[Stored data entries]
▬▬▬
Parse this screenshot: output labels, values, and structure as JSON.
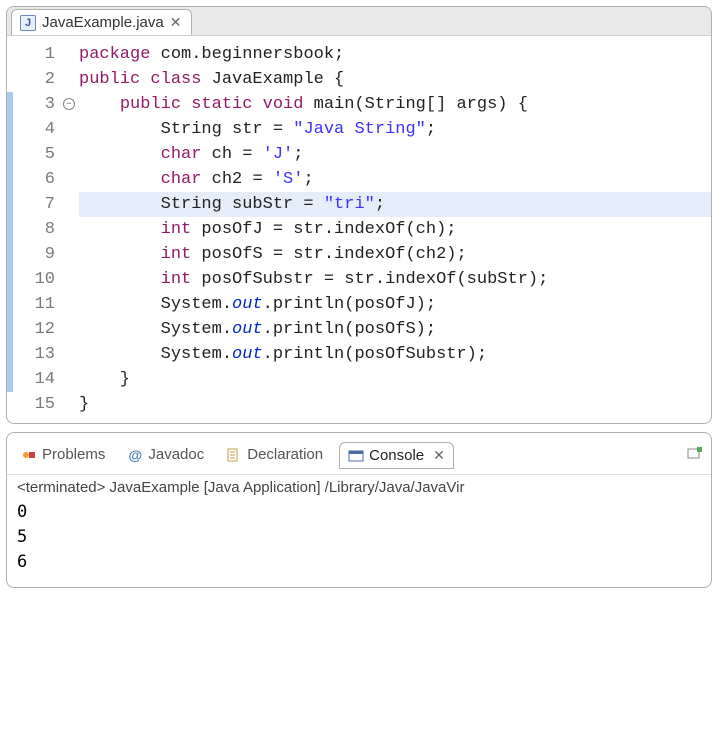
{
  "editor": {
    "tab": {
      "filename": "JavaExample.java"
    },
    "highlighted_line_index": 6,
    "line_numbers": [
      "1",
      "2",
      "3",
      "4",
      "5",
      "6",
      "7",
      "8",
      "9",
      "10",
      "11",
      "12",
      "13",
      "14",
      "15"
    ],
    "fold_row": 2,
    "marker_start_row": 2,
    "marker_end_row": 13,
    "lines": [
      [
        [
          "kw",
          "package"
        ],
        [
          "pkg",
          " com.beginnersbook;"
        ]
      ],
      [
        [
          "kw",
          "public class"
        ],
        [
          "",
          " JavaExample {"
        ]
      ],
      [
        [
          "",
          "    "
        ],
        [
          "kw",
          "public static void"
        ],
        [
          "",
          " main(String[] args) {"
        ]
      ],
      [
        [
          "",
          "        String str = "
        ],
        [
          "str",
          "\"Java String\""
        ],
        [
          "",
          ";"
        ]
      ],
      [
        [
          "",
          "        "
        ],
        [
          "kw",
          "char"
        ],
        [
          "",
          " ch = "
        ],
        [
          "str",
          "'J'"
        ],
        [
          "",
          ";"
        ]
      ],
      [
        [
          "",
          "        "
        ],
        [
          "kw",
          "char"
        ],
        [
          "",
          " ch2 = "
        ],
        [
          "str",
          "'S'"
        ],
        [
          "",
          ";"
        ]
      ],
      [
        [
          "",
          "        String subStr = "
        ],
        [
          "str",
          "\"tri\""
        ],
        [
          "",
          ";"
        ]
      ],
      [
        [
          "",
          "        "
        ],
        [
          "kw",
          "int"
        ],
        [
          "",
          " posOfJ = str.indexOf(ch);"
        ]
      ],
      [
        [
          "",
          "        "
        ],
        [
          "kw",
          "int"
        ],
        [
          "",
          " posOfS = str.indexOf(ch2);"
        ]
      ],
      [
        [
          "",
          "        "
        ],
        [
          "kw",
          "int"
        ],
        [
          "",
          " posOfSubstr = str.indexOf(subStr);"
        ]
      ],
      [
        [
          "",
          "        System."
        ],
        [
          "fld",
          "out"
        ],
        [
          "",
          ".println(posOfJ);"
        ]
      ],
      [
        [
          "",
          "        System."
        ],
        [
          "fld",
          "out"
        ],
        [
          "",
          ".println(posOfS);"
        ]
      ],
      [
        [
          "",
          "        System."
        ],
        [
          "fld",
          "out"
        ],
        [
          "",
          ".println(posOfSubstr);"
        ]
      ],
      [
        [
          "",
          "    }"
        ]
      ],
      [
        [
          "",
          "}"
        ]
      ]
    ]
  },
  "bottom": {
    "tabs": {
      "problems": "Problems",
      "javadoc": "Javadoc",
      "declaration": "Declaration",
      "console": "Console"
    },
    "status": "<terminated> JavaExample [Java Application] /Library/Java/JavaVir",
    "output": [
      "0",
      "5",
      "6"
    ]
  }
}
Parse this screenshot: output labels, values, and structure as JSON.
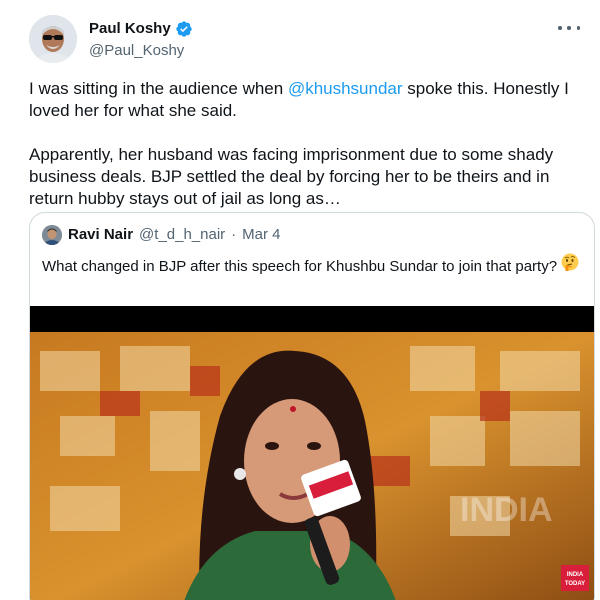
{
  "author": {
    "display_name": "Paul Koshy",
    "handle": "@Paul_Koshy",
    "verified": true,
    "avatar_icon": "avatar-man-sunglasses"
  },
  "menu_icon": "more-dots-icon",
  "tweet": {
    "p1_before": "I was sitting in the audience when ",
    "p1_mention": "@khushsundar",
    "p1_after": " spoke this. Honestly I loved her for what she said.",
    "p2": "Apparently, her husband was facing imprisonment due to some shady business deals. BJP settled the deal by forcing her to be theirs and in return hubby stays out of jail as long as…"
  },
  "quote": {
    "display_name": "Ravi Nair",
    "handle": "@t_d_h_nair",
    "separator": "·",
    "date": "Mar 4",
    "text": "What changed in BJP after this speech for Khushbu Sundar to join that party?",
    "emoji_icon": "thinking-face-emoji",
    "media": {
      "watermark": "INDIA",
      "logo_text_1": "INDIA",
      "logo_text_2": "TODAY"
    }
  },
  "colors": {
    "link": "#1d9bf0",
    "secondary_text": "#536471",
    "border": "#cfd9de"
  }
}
▬▬▬
◆ **Do this**: All preceding records should be duplicated verbatim, images excepted.

◆ **Task response**:
Parse this screenshot: output labels, values, and structure as JSON.
{
  "editor": {
    "tab": {
      "filename": "JavaExample.java"
    },
    "highlighted_line_index": 6,
    "line_numbers": [
      "1",
      "2",
      "3",
      "4",
      "5",
      "6",
      "7",
      "8",
      "9",
      "10",
      "11",
      "12",
      "13",
      "14",
      "15"
    ],
    "fold_row": 2,
    "marker_start_row": 2,
    "marker_end_row": 13,
    "lines": [
      [
        [
          "kw",
          "package"
        ],
        [
          "pkg",
          " com.beginnersbook;"
        ]
      ],
      [
        [
          "kw",
          "public class"
        ],
        [
          "",
          " JavaExample {"
        ]
      ],
      [
        [
          "",
          "    "
        ],
        [
          "kw",
          "public static void"
        ],
        [
          "",
          " main(String[] args) {"
        ]
      ],
      [
        [
          "",
          "        String str = "
        ],
        [
          "str",
          "\"Java String\""
        ],
        [
          "",
          ";"
        ]
      ],
      [
        [
          "",
          "        "
        ],
        [
          "kw",
          "char"
        ],
        [
          "",
          " ch = "
        ],
        [
          "str",
          "'J'"
        ],
        [
          "",
          ";"
        ]
      ],
      [
        [
          "",
          "        "
        ],
        [
          "kw",
          "char"
        ],
        [
          "",
          " ch2 = "
        ],
        [
          "str",
          "'S'"
        ],
        [
          "",
          ";"
        ]
      ],
      [
        [
          "",
          "        String subStr = "
        ],
        [
          "str",
          "\"tri\""
        ],
        [
          "",
          ";"
        ]
      ],
      [
        [
          "",
          "        "
        ],
        [
          "kw",
          "int"
        ],
        [
          "",
          " posOfJ = str.indexOf(ch);"
        ]
      ],
      [
        [
          "",
          "        "
        ],
        [
          "kw",
          "int"
        ],
        [
          "",
          " posOfS = str.indexOf(ch2);"
        ]
      ],
      [
        [
          "",
          "        "
        ],
        [
          "kw",
          "int"
        ],
        [
          "",
          " posOfSubstr = str.indexOf(subStr);"
        ]
      ],
      [
        [
          "",
          "        System."
        ],
        [
          "fld",
          "out"
        ],
        [
          "",
          ".println(posOfJ);"
        ]
      ],
      [
        [
          "",
          "        System."
        ],
        [
          "fld",
          "out"
        ],
        [
          "",
          ".println(posOfS);"
        ]
      ],
      [
        [
          "",
          "        System."
        ],
        [
          "fld",
          "out"
        ],
        [
          "",
          ".println(posOfSubstr);"
        ]
      ],
      [
        [
          "",
          "    }"
        ]
      ],
      [
        [
          "",
          "}"
        ]
      ]
    ]
  },
  "bottom": {
    "tabs": {
      "problems": "Problems",
      "javadoc": "Javadoc",
      "declaration": "Declaration",
      "console": "Console"
    },
    "status": "<terminated> JavaExample [Java Application] /Library/Java/JavaVir",
    "output": [
      "0",
      "5",
      "6"
    ]
  }
}
Parse this screenshot: output labels, values, and structure as JSON.
{
  "author": {
    "display_name": "Paul Koshy",
    "handle": "@Paul_Koshy",
    "verified": true,
    "avatar_icon": "avatar-man-sunglasses"
  },
  "menu_icon": "more-dots-icon",
  "tweet": {
    "p1_before": "I was sitting in the audience when ",
    "p1_mention": "@khushsundar",
    "p1_after": " spoke this. Honestly I loved her for what she said.",
    "p2": "Apparently, her husband was facing imprisonment due to some shady business deals. BJP settled the deal by forcing her to be theirs and in return hubby stays out of jail as long as…"
  },
  "quote": {
    "display_name": "Ravi Nair",
    "handle": "@t_d_h_nair",
    "separator": "·",
    "date": "Mar 4",
    "text": "What changed in BJP after this speech for Khushbu Sundar to join that party?",
    "emoji_icon": "thinking-face-emoji",
    "media": {
      "watermark": "INDIA",
      "logo_text_1": "INDIA",
      "logo_text_2": "TODAY"
    }
  },
  "colors": {
    "link": "#1d9bf0",
    "secondary_text": "#536471",
    "border": "#cfd9de"
  }
}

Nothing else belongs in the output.